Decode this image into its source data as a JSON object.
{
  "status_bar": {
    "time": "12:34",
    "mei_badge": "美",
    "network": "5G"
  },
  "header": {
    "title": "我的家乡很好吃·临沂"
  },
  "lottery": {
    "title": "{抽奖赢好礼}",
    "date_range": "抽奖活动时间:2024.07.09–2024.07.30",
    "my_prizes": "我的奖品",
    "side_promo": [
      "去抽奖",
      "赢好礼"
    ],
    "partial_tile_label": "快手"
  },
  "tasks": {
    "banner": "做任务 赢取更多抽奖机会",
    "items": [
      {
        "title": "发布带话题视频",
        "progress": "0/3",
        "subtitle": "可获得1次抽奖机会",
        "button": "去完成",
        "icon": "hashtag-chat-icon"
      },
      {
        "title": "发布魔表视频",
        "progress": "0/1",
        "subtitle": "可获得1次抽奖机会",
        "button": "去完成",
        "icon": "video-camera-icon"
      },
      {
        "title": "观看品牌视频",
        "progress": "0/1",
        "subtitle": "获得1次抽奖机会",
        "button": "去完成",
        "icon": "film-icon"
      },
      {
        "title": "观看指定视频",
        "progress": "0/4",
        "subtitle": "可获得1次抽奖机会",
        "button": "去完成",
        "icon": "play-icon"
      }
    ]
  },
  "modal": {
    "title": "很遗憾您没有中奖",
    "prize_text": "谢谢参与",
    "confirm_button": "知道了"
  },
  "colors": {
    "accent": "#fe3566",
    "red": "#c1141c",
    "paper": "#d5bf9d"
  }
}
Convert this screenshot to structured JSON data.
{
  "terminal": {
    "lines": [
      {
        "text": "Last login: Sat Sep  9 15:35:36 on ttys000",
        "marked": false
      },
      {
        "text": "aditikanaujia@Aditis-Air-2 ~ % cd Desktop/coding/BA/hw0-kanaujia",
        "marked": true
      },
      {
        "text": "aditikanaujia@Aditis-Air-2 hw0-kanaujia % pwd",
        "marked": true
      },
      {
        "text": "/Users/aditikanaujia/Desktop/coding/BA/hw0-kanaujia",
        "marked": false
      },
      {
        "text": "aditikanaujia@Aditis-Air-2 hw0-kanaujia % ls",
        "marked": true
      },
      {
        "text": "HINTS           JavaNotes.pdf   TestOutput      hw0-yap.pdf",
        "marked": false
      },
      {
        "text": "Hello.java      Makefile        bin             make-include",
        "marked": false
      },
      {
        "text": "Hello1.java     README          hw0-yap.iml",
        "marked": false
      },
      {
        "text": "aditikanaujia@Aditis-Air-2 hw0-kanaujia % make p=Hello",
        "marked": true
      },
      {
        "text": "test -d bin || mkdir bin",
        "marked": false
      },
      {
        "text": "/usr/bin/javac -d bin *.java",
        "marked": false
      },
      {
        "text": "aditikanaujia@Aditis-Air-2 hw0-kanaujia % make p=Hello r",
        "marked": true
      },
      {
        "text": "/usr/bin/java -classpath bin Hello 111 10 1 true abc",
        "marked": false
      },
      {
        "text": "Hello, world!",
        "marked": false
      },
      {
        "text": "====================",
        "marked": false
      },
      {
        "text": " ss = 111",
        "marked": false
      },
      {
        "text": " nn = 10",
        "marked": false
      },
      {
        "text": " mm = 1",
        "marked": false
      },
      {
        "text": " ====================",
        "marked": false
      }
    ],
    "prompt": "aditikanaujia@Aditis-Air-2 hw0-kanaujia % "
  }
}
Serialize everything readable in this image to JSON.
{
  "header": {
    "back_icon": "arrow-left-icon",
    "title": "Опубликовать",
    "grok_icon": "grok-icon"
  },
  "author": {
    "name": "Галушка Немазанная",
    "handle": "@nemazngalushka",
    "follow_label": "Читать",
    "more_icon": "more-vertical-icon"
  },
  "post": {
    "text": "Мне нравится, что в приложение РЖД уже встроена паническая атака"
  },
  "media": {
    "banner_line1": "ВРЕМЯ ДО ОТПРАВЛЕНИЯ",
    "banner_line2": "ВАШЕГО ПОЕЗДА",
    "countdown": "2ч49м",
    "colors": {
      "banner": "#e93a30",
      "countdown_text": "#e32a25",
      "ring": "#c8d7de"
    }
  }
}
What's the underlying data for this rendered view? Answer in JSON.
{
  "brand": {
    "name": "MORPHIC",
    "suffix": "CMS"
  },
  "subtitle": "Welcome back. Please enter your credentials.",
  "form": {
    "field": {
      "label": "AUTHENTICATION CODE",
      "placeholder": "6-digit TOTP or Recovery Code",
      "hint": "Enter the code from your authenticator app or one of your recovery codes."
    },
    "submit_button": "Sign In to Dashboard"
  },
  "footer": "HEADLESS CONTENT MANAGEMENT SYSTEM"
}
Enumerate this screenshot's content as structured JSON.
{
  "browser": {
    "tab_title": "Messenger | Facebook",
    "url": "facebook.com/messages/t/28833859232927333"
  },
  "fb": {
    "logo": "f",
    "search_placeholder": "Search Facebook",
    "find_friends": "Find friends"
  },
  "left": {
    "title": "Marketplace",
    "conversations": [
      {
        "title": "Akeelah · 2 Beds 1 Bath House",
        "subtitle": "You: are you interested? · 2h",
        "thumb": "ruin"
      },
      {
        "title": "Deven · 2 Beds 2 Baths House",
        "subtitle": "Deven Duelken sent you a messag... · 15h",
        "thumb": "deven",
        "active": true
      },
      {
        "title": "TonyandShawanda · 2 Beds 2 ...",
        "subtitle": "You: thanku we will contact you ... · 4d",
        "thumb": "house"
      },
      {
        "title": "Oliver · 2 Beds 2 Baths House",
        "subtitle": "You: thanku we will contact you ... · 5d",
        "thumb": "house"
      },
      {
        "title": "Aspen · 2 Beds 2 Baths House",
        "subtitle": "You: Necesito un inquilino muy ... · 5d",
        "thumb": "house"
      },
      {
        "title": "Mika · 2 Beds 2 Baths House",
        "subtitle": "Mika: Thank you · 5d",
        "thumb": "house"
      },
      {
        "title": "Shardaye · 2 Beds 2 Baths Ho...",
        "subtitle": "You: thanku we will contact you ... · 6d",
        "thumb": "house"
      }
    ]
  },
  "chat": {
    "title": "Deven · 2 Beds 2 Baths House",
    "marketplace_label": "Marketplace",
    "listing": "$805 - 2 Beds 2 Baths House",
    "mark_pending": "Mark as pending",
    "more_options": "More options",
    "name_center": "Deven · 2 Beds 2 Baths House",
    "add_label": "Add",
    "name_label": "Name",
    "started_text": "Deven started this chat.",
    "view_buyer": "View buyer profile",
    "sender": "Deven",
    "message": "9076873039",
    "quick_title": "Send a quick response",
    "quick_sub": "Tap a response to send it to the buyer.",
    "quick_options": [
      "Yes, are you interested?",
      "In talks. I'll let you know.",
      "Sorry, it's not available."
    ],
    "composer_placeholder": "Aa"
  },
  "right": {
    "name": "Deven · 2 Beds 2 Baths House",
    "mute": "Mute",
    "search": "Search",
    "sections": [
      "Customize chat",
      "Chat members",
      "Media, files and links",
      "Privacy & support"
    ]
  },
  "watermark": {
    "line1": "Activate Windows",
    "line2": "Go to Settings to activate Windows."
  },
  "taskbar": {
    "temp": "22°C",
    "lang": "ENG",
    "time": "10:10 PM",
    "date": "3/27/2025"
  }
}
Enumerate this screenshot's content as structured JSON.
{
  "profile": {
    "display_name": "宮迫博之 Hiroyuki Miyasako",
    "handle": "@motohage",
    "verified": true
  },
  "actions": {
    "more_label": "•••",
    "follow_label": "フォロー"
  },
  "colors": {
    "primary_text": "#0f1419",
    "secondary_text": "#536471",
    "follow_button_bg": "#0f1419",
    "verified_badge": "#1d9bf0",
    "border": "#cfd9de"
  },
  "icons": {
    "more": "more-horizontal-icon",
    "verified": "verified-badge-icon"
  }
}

--*--

Stated exercise:
Search the entries for "Baths" and copy out each line that has it.

Solution:
        "title": "Deven · 2 Beds 2 Baths House",
        "title": "Oliver · 2 Beds 2 Baths House",
        "title": "Aspen · 2 Beds 2 Baths House",
        "title": "Mika · 2 Beds 2 Baths House",
        "title": "Shardaye · 2 Beds 2 Baths Ho...",
    "title": "Deven · 2 Beds 2 Baths House",
    "listing": "$805 - 2 Beds 2 Baths House",
    "name_center": "Deven · 2 Beds 2 Baths House",
    "name": "Deven · 2 Beds 2 Baths House",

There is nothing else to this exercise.